** DIRECTION **
Extract every line where the string "青山食堂自助式晚餐二客" appears.
═══ STORED DATA ═══
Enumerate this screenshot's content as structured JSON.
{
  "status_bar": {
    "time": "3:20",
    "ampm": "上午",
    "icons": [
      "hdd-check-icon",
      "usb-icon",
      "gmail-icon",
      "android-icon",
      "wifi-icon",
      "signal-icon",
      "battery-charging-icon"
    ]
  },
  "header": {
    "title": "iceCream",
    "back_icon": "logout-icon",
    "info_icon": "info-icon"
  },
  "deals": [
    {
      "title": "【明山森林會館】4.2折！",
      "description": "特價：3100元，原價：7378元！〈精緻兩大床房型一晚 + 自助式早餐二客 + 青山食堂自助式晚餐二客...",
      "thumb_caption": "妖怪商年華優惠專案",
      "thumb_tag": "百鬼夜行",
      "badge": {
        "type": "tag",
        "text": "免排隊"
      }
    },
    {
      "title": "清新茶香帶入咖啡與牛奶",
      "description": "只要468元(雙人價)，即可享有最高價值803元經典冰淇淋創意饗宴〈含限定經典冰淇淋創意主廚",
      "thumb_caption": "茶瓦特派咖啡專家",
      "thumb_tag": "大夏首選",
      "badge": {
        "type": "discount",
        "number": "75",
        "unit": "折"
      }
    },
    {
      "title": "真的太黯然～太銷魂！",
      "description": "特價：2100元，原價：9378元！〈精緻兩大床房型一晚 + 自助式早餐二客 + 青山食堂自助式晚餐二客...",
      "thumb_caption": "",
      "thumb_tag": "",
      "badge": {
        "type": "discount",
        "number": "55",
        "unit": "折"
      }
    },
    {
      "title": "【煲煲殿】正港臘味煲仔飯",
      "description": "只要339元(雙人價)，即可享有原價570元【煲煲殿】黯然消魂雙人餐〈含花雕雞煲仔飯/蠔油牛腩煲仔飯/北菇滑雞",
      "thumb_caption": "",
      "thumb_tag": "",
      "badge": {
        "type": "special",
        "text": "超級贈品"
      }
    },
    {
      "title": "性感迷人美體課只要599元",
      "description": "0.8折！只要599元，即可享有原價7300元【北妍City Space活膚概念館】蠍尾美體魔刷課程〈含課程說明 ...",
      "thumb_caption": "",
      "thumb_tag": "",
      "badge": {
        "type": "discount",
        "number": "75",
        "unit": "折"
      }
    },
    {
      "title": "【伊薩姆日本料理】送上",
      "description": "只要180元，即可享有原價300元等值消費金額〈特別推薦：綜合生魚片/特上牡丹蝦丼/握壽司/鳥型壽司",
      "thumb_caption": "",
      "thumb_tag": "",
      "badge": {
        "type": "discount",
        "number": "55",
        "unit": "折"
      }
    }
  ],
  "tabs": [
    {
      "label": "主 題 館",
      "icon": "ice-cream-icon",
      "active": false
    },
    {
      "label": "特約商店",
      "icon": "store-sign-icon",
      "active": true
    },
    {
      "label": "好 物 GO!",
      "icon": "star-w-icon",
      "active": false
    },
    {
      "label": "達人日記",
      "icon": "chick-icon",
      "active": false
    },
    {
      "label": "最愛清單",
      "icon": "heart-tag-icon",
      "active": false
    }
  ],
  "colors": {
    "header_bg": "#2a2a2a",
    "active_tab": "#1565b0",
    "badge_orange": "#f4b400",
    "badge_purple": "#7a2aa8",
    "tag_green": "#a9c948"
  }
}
═══
** WRITTEN RESPONSE **
      "description": "特價：3100元，原價：7378元！〈精緻兩大床房型一晚 + 自助式早餐二客 + 青山食堂自助式晚餐二客...",
      "description": "特價：2100元，原價：9378元！〈精緻兩大床房型一晚 + 自助式早餐二客 + 青山食堂自助式晚餐二客...",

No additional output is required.